▸ What the exercise asks:
Reproduce the following material exactly, including every line.

[Stored data entries]
-- Begin --

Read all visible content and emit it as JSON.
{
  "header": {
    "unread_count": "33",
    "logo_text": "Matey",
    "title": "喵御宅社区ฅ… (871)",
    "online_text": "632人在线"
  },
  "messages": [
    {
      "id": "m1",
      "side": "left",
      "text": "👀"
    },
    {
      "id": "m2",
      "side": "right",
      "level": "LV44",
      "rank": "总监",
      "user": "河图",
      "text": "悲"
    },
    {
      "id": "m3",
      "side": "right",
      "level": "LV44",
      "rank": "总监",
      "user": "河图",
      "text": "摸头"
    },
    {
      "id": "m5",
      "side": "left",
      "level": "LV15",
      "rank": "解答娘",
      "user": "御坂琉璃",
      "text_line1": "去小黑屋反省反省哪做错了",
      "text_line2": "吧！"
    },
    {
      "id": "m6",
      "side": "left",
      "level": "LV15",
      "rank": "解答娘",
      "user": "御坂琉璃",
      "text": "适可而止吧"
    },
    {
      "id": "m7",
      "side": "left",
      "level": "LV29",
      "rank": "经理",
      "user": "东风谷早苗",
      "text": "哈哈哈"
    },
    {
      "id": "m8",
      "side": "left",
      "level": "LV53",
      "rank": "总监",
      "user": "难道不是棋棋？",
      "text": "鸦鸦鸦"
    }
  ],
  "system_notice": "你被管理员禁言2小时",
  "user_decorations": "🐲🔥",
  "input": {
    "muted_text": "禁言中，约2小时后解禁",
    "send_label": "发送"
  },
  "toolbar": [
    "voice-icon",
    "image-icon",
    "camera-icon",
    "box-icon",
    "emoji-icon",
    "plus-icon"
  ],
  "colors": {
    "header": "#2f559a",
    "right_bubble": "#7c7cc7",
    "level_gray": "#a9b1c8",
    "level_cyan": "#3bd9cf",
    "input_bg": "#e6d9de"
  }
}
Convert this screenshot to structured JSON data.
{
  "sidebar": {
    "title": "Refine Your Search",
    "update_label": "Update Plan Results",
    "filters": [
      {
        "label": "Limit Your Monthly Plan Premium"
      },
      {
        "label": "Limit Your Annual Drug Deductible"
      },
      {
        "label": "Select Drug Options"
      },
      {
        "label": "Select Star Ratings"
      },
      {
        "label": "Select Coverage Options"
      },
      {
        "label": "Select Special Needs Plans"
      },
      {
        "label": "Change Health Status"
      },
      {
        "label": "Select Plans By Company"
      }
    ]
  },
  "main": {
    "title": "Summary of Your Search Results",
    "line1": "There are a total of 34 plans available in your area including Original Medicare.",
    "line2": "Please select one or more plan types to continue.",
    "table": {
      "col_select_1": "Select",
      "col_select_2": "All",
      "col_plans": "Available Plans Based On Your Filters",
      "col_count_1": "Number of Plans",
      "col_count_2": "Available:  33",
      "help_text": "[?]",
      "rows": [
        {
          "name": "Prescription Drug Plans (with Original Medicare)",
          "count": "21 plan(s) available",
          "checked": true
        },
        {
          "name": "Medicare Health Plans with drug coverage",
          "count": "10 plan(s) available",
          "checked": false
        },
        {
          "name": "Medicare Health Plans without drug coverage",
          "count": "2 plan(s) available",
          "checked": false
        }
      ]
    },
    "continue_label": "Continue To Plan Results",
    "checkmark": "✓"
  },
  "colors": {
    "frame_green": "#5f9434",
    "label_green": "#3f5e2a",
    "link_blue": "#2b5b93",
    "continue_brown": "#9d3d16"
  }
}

-- End --

▸ Result for this exercise:
Read all visible content and emit it as JSON.
{
  "header": {
    "unread_count": "33",
    "logo_text": "Matey",
    "title": "喵御宅社区ฅ… (871)",
    "online_text": "632人在线"
  },
  "messages": [
    {
      "id": "m1",
      "side": "left",
      "text": "👀"
    },
    {
      "id": "m2",
      "side": "right",
      "level": "LV44",
      "rank": "总监",
      "user": "河图",
      "text": "悲"
    },
    {
      "id": "m3",
      "side": "right",
      "level": "LV44",
      "rank": "总监",
      "user": "河图",
      "text": "摸头"
    },
    {
      "id": "m5",
      "side": "left",
      "level": "LV15",
      "rank": "解答娘",
      "user": "御坂琉璃",
      "text_line1": "去小黑屋反省反省哪做错了",
      "text_line2": "吧！"
    },
    {
      "id": "m6",
      "side": "left",
      "level": "LV15",
      "rank": "解答娘",
      "user": "御坂琉璃",
      "text": "适可而止吧"
    },
    {
      "id": "m7",
      "side": "left",
      "level": "LV29",
      "rank": "经理",
      "user": "东风谷早苗",
      "text": "哈哈哈"
    },
    {
      "id": "m8",
      "side": "left",
      "level": "LV53",
      "rank": "总监",
      "user": "难道不是棋棋？",
      "text": "鸦鸦鸦"
    }
  ],
  "system_notice": "你被管理员禁言2小时",
  "user_decorations": "🐲🔥",
  "input": {
    "muted_text": "禁言中，约2小时后解禁",
    "send_label": "发送"
  },
  "toolbar": [
    "voice-icon",
    "image-icon",
    "camera-icon",
    "box-icon",
    "emoji-icon",
    "plus-icon"
  ],
  "colors": {
    "header": "#2f559a",
    "right_bubble": "#7c7cc7",
    "level_gray": "#a9b1c8",
    "level_cyan": "#3bd9cf",
    "input_bg": "#e6d9de"
  }
}
Convert this screenshot to structured JSON data.
{
  "sidebar": {
    "title": "Refine Your Search",
    "update_label": "Update Plan Results",
    "filters": [
      {
        "label": "Limit Your Monthly Plan Premium"
      },
      {
        "label": "Limit Your Annual Drug Deductible"
      },
      {
        "label": "Select Drug Options"
      },
      {
        "label": "Select Star Ratings"
      },
      {
        "label": "Select Coverage Options"
      },
      {
        "label": "Select Special Needs Plans"
      },
      {
        "label": "Change Health Status"
      },
      {
        "label": "Select Plans By Company"
      }
    ]
  },
  "main": {
    "title": "Summary of Your Search Results",
    "line1": "There are a total of 34 plans available in your area including Original Medicare.",
    "line2": "Please select one or more plan types to continue.",
    "table": {
      "col_select_1": "Select",
      "col_select_2": "All",
      "col_plans": "Available Plans Based On Your Filters",
      "col_count_1": "Number of Plans",
      "col_count_2": "Available:  33",
      "help_text": "[?]",
      "rows": [
        {
          "name": "Prescription Drug Plans (with Original Medicare)",
          "count": "21 plan(s) available",
          "checked": true
        },
        {
          "name": "Medicare Health Plans with drug coverage",
          "count": "10 plan(s) available",
          "checked": false
        },
        {
          "name": "Medicare Health Plans without drug coverage",
          "count": "2 plan(s) available",
          "checked": false
        }
      ]
    },
    "continue_label": "Continue To Plan Results",
    "checkmark": "✓"
  },
  "colors": {
    "frame_green": "#5f9434",
    "label_green": "#3f5e2a",
    "link_blue": "#2b5b93",
    "continue_brown": "#9d3d16"
  }
}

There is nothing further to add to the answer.